- _Exercise prompt_
Identify every line in the records below that contains the word "length", and reproduce each one.
------
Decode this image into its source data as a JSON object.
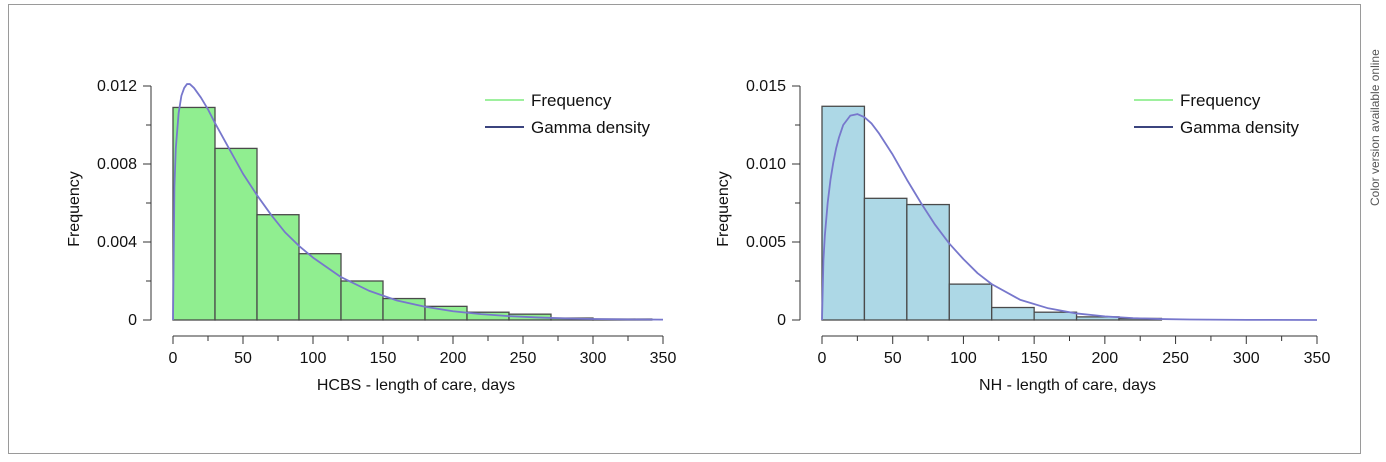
{
  "side_note": "Color version available online",
  "chart_data": [
    {
      "type": "bar",
      "xlabel": "HCBS - length of care, days",
      "ylabel": "Frequency",
      "xlim": [
        0,
        350
      ],
      "ylim": [
        0,
        0.012
      ],
      "x_ticks": [
        0,
        50,
        100,
        150,
        200,
        250,
        300,
        350
      ],
      "y_ticks": [
        0,
        0.004,
        0.008,
        0.012
      ],
      "x_tick_labels": [
        "0",
        "50",
        "100",
        "150",
        "200",
        "250",
        "300",
        "350"
      ],
      "y_tick_labels": [
        "0",
        "0.004",
        "0.008",
        "0.012"
      ],
      "bin_width": 30,
      "bins": [
        {
          "start": 0,
          "end": 30,
          "value": 0.0109
        },
        {
          "start": 30,
          "end": 60,
          "value": 0.0088
        },
        {
          "start": 60,
          "end": 90,
          "value": 0.0054
        },
        {
          "start": 90,
          "end": 120,
          "value": 0.0034
        },
        {
          "start": 120,
          "end": 150,
          "value": 0.002
        },
        {
          "start": 150,
          "end": 180,
          "value": 0.0011
        },
        {
          "start": 180,
          "end": 210,
          "value": 0.0007
        },
        {
          "start": 210,
          "end": 240,
          "value": 0.0004
        },
        {
          "start": 240,
          "end": 270,
          "value": 0.0003
        },
        {
          "start": 270,
          "end": 300,
          "value": 0.0001
        },
        {
          "start": 300,
          "end": 342,
          "value": 5e-05
        }
      ],
      "density_curve": {
        "name": "Gamma density",
        "x": [
          0,
          1,
          2,
          4,
          6,
          8,
          10,
          12,
          15,
          20,
          25,
          30,
          40,
          50,
          60,
          70,
          80,
          90,
          100,
          120,
          140,
          160,
          180,
          200,
          220,
          240,
          260,
          280,
          300,
          325,
          350
        ],
        "y": [
          0,
          0.0068,
          0.0088,
          0.0106,
          0.0115,
          0.0119,
          0.0121,
          0.0121,
          0.0119,
          0.0114,
          0.0108,
          0.0101,
          0.0088,
          0.0075,
          0.0064,
          0.0054,
          0.0045,
          0.0038,
          0.0032,
          0.0022,
          0.0015,
          0.001,
          0.00068,
          0.00045,
          0.0003,
          0.0002,
          0.00013,
          8e-05,
          5e-05,
          3e-05,
          2e-05
        ]
      },
      "legend": [
        {
          "label": "Frequency",
          "color": "#90ee90"
        },
        {
          "label": "Gamma density",
          "color": "#1f2a6b"
        }
      ],
      "legend_position": "top-right",
      "bar_fill": "#90ee90",
      "curve_color": "#7777cc",
      "grid": false
    },
    {
      "type": "bar",
      "xlabel": "NH - length of care, days",
      "ylabel": "Frequency",
      "xlim": [
        0,
        350
      ],
      "ylim": [
        0,
        0.015
      ],
      "x_ticks": [
        0,
        50,
        100,
        150,
        200,
        250,
        300,
        350
      ],
      "y_ticks": [
        0,
        0.005,
        0.01,
        0.015
      ],
      "x_tick_labels": [
        "0",
        "50",
        "100",
        "150",
        "200",
        "250",
        "300",
        "350"
      ],
      "y_tick_labels": [
        "0",
        "0.005",
        "0.010",
        "0.015"
      ],
      "bin_width": 30,
      "bins": [
        {
          "start": 0,
          "end": 30,
          "value": 0.0137
        },
        {
          "start": 30,
          "end": 60,
          "value": 0.0078
        },
        {
          "start": 60,
          "end": 90,
          "value": 0.0074
        },
        {
          "start": 90,
          "end": 120,
          "value": 0.0023
        },
        {
          "start": 120,
          "end": 150,
          "value": 0.0008
        },
        {
          "start": 150,
          "end": 180,
          "value": 0.0005
        },
        {
          "start": 180,
          "end": 210,
          "value": 0.0002
        },
        {
          "start": 210,
          "end": 240,
          "value": 0.0001
        }
      ],
      "density_curve": {
        "name": "Gamma density",
        "x": [
          0,
          1,
          2,
          4,
          6,
          8,
          10,
          12,
          15,
          20,
          25,
          30,
          35,
          40,
          50,
          60,
          70,
          80,
          90,
          100,
          110,
          120,
          140,
          160,
          180,
          200,
          220,
          240,
          260,
          300,
          350
        ],
        "y": [
          0,
          0.0038,
          0.0054,
          0.0075,
          0.009,
          0.0101,
          0.011,
          0.0117,
          0.0125,
          0.0131,
          0.0132,
          0.013,
          0.0126,
          0.012,
          0.0106,
          0.009,
          0.0075,
          0.0061,
          0.0049,
          0.0039,
          0.003,
          0.0023,
          0.0013,
          0.00075,
          0.00042,
          0.00023,
          0.00012,
          6e-05,
          3e-05,
          1e-05,
          0
        ]
      },
      "legend": [
        {
          "label": "Frequency",
          "color": "#90ee90"
        },
        {
          "label": "Gamma density",
          "color": "#1f2a6b"
        }
      ],
      "legend_position": "top-right",
      "bar_fill": "#add8e6",
      "curve_color": "#7777cc",
      "grid": false
    }
  ]
}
------
- _Output for this exercise_
      "xlabel": "HCBS - length of care, days",
      "xlabel": "NH - length of care, days",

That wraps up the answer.